● **Job**: In the listing below, find every line with the string "star" and pull it out.

────────────────────────────────────────

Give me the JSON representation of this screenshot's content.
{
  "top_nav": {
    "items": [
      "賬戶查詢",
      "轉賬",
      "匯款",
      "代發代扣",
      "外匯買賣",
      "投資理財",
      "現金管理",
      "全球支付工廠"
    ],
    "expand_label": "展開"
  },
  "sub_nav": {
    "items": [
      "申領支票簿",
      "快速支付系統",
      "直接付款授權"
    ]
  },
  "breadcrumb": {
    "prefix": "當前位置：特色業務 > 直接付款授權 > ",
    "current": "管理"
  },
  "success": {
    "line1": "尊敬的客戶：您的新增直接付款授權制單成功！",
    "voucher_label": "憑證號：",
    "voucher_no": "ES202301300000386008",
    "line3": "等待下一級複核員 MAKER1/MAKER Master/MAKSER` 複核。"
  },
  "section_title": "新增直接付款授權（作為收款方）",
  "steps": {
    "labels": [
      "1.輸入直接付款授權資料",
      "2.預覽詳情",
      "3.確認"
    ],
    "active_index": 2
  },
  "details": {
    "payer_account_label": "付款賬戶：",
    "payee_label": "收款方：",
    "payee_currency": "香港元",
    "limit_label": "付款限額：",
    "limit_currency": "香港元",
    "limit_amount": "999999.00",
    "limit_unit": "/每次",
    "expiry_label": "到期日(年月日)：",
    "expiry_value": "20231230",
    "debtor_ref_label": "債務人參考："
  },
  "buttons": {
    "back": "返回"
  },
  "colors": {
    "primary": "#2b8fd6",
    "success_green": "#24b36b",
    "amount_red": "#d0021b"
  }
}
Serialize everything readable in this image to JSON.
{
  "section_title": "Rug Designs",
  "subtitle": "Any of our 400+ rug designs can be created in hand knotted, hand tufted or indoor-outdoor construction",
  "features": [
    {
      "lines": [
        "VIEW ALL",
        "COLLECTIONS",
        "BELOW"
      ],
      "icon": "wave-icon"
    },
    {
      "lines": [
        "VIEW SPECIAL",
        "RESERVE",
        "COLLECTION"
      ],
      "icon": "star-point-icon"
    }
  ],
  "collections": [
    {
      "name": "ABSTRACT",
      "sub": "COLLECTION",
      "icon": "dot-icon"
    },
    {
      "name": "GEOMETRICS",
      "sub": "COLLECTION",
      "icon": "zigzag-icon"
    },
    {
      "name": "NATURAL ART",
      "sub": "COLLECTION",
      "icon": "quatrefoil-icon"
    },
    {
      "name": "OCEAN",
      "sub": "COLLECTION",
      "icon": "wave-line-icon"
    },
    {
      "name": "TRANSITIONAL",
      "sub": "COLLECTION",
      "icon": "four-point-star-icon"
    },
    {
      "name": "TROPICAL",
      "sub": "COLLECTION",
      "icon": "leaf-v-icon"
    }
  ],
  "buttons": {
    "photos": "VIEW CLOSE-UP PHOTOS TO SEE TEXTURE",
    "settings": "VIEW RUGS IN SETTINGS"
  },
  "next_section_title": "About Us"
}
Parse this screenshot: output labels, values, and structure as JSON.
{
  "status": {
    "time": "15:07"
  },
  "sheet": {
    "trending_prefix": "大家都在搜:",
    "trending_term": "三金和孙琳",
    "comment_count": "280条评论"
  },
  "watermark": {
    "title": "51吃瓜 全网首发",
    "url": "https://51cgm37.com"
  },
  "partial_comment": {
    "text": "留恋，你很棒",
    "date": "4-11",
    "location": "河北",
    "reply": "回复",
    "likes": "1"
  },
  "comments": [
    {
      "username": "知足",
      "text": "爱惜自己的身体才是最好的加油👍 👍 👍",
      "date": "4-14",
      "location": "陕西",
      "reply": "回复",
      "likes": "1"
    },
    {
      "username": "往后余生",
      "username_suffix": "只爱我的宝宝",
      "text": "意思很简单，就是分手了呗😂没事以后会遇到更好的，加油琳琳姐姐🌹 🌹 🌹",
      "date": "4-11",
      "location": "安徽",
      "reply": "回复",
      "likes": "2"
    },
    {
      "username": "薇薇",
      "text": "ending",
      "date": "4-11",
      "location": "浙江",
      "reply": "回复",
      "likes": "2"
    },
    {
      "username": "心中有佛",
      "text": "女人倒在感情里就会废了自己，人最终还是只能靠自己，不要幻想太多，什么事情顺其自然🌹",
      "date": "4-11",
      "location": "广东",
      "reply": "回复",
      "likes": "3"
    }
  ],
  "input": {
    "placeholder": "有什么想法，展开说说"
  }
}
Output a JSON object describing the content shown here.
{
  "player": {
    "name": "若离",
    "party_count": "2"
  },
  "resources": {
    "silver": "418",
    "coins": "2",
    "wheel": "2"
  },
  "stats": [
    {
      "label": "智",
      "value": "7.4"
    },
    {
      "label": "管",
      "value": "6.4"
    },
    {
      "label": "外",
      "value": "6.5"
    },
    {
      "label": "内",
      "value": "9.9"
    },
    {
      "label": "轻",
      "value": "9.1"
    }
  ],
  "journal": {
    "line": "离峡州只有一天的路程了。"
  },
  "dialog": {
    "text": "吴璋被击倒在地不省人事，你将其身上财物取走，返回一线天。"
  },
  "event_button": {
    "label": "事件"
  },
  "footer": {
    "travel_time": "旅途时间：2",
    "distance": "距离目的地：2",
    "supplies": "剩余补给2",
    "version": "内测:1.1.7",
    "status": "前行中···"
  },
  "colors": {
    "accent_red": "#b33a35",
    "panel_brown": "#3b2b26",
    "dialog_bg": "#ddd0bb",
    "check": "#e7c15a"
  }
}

────────────────────────────────────────

● **Result of this exercise**:
      "icon": "star-point-icon"
      "icon": "four-point-star-icon"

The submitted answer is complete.